### Supplied data
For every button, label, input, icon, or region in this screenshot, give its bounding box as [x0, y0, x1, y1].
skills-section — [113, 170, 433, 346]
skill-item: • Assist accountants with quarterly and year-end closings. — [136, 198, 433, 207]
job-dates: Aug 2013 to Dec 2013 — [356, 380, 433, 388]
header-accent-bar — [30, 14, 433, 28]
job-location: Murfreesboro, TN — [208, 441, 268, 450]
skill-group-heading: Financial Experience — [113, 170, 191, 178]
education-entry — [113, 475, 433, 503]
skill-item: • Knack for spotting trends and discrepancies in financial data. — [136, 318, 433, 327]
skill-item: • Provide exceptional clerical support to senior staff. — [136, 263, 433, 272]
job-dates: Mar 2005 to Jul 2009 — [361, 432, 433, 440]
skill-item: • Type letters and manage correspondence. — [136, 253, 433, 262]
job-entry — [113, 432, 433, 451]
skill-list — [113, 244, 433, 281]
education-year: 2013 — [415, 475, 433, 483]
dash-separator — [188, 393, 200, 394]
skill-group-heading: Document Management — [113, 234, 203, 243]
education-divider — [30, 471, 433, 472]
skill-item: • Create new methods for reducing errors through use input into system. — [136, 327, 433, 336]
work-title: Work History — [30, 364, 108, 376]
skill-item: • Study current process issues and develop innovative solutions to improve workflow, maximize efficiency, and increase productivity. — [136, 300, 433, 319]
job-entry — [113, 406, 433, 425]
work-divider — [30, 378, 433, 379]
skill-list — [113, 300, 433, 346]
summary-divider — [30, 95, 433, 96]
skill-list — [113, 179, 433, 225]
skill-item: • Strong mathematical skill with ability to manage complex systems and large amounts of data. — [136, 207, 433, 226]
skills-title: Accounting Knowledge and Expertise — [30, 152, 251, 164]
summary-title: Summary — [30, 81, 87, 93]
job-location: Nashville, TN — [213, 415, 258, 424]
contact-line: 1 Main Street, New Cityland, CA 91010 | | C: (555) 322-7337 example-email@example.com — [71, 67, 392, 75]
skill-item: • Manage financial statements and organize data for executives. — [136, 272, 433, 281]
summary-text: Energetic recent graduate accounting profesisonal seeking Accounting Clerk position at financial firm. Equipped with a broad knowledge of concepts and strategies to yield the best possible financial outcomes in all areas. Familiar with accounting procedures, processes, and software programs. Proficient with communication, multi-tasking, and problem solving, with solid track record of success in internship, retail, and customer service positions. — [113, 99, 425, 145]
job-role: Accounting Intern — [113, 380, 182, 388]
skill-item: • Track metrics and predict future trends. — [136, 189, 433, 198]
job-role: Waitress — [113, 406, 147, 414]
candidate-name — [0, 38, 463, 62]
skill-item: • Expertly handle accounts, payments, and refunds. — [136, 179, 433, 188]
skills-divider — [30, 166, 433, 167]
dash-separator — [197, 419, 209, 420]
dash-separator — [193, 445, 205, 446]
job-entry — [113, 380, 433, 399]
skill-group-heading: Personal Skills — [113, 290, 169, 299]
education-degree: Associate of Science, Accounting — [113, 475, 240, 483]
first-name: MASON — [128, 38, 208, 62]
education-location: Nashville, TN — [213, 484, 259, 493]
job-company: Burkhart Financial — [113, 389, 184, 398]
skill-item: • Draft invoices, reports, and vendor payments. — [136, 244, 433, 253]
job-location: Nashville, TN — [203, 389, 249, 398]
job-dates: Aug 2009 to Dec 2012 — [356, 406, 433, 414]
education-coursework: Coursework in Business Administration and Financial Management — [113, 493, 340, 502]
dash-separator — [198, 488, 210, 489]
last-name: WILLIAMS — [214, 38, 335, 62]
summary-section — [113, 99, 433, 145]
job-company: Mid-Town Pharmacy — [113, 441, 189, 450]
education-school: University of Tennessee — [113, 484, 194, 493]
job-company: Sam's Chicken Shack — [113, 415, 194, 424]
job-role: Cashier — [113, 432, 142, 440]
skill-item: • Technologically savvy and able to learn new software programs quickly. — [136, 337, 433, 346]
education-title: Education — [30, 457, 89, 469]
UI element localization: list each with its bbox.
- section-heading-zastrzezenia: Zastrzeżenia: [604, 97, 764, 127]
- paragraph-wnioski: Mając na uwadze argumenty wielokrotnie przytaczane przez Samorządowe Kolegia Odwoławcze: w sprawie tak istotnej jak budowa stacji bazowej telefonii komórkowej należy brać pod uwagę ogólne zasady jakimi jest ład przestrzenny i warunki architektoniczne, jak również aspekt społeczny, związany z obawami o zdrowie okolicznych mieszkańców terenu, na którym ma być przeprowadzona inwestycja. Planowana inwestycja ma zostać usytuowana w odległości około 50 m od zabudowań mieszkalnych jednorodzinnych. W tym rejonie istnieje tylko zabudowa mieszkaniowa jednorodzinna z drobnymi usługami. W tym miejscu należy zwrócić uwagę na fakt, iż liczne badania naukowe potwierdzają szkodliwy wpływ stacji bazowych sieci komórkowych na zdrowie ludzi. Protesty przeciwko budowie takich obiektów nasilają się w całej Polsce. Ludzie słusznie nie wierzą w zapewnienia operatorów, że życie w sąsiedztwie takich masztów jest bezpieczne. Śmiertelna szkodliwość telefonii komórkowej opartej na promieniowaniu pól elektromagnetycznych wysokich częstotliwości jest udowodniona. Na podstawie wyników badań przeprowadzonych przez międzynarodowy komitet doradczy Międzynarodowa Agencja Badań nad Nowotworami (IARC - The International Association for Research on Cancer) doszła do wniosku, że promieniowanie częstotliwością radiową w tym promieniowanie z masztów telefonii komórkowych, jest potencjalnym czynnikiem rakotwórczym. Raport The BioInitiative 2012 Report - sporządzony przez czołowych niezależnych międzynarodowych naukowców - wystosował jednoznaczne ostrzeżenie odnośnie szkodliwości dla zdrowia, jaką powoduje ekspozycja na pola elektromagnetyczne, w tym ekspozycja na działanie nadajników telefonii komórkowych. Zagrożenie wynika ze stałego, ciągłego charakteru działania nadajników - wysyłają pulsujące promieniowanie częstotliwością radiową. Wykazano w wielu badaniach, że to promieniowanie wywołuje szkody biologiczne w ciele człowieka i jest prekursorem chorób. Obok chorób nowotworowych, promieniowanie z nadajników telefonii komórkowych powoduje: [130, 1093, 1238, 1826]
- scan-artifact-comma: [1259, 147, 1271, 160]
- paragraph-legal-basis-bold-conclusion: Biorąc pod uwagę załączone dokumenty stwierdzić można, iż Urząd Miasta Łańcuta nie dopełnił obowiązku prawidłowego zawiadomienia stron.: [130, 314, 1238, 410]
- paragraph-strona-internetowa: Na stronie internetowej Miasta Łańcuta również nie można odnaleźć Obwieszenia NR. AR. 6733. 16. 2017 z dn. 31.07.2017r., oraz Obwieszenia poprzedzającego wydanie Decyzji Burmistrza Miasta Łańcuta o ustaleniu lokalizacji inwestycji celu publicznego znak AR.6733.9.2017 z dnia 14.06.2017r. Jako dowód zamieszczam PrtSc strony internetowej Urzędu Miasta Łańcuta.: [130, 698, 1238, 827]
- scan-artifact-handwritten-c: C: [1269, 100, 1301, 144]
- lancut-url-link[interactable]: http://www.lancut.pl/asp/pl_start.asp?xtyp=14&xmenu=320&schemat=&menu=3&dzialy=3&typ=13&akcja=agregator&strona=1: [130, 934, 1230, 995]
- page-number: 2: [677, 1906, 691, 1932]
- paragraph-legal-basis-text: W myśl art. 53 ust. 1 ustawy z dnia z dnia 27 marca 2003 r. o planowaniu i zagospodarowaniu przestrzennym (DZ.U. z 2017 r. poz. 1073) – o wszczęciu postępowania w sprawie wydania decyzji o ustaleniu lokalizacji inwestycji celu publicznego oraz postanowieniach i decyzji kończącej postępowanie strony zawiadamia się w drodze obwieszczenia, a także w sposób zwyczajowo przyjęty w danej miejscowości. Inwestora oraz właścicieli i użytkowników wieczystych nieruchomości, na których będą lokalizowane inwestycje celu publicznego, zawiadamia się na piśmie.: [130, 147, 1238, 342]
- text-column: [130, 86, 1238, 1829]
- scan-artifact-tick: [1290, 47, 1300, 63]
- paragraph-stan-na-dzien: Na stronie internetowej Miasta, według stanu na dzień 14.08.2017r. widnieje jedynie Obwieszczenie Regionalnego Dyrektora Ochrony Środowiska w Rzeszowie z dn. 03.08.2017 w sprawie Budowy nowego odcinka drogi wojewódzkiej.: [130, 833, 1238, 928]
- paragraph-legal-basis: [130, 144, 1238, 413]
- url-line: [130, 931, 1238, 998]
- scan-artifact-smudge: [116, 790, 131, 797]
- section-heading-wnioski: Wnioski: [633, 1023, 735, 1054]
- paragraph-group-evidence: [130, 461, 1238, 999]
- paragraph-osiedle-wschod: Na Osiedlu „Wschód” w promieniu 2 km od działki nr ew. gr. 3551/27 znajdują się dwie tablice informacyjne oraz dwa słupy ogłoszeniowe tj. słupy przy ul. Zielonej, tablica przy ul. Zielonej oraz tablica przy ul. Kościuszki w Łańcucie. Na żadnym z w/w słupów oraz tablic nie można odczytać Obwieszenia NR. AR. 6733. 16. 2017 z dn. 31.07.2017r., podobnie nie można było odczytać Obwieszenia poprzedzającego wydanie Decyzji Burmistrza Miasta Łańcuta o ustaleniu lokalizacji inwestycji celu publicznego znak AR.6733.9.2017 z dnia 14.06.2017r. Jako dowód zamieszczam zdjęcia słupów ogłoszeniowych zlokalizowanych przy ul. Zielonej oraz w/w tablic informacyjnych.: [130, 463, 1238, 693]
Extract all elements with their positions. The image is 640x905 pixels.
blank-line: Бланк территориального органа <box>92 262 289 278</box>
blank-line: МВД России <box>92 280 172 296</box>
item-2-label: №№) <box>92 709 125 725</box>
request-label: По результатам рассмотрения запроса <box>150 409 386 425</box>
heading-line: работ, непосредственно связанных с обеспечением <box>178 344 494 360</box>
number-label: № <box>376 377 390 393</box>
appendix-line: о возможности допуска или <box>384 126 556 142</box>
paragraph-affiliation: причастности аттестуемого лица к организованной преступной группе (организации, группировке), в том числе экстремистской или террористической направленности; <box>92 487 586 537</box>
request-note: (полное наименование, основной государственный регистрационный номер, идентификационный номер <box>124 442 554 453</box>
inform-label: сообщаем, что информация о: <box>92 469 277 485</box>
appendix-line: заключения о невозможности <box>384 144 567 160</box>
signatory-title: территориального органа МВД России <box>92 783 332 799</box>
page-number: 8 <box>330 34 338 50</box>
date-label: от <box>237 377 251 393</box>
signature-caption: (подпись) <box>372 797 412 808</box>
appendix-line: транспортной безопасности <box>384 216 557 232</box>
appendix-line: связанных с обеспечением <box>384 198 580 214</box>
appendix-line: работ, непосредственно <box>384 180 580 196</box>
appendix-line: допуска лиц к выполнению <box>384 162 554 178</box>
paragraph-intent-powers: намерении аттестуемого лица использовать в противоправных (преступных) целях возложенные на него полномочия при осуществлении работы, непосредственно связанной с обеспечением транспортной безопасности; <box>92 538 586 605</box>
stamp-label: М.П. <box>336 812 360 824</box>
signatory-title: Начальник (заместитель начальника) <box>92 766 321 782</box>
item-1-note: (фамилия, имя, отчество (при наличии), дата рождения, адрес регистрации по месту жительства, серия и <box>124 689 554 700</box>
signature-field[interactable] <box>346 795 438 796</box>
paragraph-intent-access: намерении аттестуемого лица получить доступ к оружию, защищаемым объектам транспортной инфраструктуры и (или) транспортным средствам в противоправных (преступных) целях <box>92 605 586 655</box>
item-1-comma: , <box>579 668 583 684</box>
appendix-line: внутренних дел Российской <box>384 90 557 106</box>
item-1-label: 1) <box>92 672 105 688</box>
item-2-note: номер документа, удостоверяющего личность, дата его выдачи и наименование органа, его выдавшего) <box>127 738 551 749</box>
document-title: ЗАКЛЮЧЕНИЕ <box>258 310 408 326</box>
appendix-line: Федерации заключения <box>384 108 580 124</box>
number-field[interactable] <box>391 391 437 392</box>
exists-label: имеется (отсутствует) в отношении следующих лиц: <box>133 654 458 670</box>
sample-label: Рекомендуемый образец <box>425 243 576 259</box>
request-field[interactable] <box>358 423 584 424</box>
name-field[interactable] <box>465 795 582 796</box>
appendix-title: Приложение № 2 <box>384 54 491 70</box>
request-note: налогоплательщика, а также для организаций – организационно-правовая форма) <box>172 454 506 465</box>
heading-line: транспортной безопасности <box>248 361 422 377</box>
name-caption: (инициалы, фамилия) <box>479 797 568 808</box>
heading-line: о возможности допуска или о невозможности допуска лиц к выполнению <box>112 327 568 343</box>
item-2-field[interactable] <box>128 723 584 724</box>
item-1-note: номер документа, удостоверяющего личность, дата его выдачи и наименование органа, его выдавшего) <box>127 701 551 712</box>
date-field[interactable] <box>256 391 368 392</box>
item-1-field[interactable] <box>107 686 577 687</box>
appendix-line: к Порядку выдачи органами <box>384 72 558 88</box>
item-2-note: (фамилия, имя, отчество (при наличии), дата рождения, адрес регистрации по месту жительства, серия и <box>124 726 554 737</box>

### Work required
Quote every line of the records above that contains the string "наименование". Treat uppercase and lowercase as different.

### Task solution
request-note: (полное наименование, основной государственный регистрационный номер, идентификационный номер <box>124 442 554 453</box>
item-2-note: номер документа, удостоверяющего личность, дата его выдачи и наименование органа, его выдавшего) <box>127 738 551 749</box>
item-1-note: номер документа, удостоверяющего личность, дата его выдачи и наименование органа, его выдавшего) <box>127 701 551 712</box>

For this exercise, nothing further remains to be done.